*REQUEST*: Report, as a bare number, how many lines contain the string "limited".

*THE DATA*:
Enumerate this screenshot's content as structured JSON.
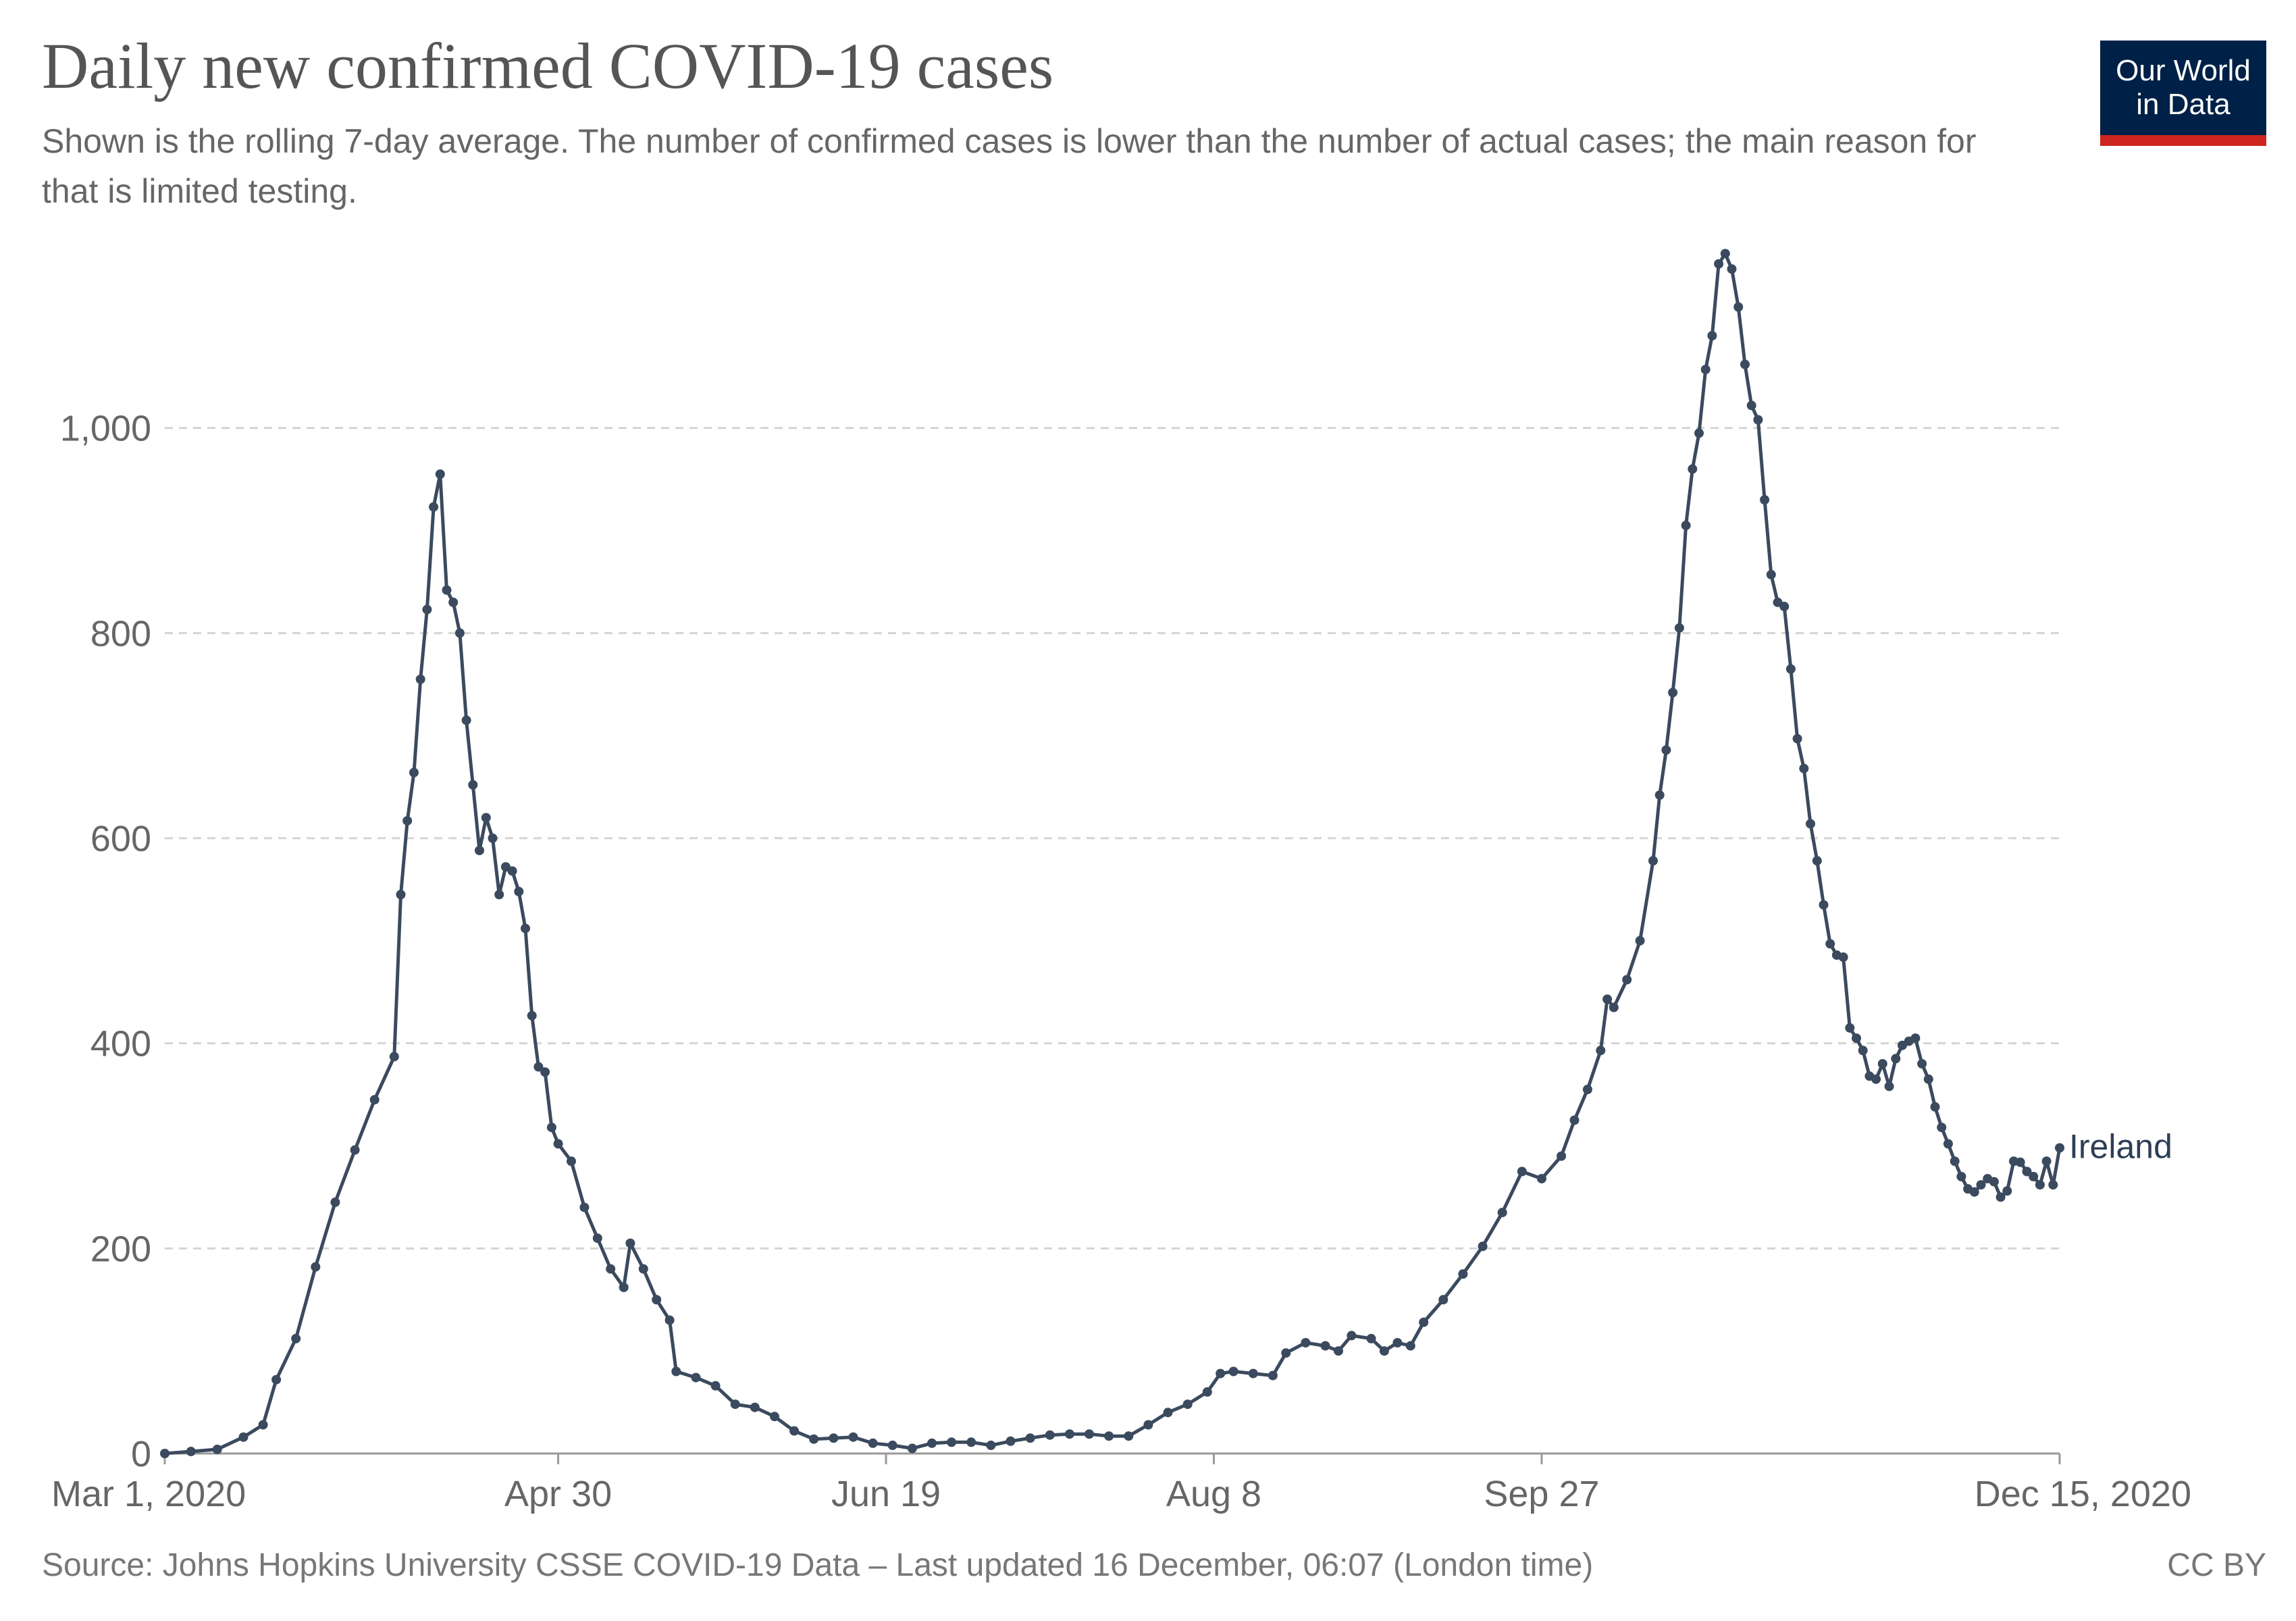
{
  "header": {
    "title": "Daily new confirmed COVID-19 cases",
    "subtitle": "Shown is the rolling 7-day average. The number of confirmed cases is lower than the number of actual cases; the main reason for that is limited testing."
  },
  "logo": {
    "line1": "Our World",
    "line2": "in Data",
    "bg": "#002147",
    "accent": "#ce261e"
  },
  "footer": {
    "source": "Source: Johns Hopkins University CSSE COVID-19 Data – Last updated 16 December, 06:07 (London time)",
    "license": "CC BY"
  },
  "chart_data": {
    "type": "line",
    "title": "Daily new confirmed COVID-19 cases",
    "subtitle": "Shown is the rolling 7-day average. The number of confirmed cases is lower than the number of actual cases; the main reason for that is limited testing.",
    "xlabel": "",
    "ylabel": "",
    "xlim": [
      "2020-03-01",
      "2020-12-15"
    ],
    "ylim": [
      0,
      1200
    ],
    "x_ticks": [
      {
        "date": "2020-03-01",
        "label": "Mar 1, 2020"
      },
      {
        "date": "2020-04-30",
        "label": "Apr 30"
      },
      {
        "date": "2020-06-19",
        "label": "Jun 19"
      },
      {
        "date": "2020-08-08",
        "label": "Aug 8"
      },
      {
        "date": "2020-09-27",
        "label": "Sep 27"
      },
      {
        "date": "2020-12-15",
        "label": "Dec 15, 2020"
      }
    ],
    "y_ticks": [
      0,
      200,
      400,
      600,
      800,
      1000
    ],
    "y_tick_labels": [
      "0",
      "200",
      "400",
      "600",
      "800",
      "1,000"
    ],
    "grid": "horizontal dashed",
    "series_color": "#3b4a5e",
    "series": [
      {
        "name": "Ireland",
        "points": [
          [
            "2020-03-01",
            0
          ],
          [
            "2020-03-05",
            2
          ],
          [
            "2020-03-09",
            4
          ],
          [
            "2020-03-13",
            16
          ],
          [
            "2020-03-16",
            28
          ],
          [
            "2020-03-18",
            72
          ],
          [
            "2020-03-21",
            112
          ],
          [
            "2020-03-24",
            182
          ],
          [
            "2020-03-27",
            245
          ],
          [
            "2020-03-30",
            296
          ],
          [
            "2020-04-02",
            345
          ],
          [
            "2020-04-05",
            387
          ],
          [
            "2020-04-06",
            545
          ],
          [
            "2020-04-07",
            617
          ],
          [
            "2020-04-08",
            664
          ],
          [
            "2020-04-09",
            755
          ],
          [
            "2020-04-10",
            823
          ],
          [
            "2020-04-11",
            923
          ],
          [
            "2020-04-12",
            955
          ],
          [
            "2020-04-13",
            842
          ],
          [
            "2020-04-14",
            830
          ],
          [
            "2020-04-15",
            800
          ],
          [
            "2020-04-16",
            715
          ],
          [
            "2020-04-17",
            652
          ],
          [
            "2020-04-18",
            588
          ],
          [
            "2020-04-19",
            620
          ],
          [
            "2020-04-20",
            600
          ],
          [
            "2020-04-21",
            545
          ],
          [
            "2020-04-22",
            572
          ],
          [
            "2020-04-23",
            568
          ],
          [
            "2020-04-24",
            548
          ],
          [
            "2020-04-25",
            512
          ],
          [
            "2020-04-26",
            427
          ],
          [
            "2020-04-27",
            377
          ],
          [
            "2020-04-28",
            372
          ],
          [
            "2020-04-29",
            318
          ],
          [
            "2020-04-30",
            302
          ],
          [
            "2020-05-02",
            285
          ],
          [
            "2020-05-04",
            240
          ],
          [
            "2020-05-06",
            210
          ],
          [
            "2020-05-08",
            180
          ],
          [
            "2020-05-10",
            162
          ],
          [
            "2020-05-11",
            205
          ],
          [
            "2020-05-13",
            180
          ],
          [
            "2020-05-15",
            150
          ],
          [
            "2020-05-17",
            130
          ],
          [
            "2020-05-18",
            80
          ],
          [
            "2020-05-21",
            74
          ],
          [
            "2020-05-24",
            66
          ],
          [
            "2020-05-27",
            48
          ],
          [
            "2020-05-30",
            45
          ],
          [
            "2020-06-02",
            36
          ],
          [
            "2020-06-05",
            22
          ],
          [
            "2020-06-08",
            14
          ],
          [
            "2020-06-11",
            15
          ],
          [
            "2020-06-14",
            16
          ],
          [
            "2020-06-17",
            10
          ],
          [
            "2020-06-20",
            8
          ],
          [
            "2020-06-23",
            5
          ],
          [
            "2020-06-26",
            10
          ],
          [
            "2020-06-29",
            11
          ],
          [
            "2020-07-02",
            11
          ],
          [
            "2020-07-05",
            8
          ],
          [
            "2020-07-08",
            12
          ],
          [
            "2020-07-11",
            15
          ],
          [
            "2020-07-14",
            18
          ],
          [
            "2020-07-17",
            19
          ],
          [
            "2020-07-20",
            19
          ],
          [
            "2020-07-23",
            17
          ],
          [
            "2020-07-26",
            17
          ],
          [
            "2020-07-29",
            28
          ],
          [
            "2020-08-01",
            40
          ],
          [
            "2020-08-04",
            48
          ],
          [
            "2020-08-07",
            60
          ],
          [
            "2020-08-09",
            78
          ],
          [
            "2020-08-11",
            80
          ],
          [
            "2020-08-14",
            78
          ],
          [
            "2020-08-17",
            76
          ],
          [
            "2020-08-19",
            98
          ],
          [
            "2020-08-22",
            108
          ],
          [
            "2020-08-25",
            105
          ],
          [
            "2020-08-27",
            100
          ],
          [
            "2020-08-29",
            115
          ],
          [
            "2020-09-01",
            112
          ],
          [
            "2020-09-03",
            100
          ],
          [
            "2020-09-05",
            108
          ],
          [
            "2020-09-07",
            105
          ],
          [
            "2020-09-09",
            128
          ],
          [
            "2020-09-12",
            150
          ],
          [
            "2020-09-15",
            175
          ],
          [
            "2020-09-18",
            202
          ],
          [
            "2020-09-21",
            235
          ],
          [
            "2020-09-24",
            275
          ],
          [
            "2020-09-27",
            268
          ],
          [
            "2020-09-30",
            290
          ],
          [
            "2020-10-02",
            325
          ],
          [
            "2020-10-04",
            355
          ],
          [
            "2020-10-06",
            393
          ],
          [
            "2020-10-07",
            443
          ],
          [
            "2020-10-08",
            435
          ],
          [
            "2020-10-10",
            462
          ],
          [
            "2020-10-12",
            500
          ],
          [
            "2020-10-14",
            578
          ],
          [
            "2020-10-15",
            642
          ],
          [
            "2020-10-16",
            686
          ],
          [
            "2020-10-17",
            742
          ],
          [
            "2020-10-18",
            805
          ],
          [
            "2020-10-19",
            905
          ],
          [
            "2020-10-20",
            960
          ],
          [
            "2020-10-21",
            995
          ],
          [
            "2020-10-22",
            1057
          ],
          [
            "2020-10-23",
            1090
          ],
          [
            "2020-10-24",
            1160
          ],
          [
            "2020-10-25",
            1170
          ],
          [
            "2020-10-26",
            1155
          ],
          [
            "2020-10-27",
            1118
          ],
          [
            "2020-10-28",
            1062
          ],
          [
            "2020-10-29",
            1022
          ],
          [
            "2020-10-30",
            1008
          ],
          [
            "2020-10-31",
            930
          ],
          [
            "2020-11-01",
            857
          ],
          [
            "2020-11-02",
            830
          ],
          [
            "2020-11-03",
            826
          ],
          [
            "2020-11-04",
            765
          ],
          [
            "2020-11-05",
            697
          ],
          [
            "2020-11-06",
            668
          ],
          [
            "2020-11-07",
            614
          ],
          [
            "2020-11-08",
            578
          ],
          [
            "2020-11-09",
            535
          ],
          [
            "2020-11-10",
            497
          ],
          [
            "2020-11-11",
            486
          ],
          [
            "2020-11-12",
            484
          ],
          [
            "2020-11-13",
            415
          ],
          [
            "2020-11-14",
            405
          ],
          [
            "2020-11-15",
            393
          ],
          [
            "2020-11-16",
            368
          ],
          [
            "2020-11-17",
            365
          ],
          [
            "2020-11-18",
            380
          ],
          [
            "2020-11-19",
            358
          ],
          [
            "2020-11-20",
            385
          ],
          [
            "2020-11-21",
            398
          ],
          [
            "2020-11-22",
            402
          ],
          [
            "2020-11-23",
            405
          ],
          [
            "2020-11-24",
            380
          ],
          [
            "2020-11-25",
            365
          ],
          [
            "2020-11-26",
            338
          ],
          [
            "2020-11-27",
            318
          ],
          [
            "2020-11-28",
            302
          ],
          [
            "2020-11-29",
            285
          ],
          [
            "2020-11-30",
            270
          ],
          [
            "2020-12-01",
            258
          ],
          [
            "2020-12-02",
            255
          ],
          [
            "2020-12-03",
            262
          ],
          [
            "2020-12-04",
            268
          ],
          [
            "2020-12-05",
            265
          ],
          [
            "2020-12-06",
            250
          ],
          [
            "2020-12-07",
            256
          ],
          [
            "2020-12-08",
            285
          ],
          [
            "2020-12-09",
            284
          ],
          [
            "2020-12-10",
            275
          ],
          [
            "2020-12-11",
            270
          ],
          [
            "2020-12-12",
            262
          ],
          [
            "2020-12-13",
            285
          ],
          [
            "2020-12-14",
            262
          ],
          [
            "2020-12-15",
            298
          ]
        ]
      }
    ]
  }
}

*SOLUTION FOR THIS PROBLEM*: 2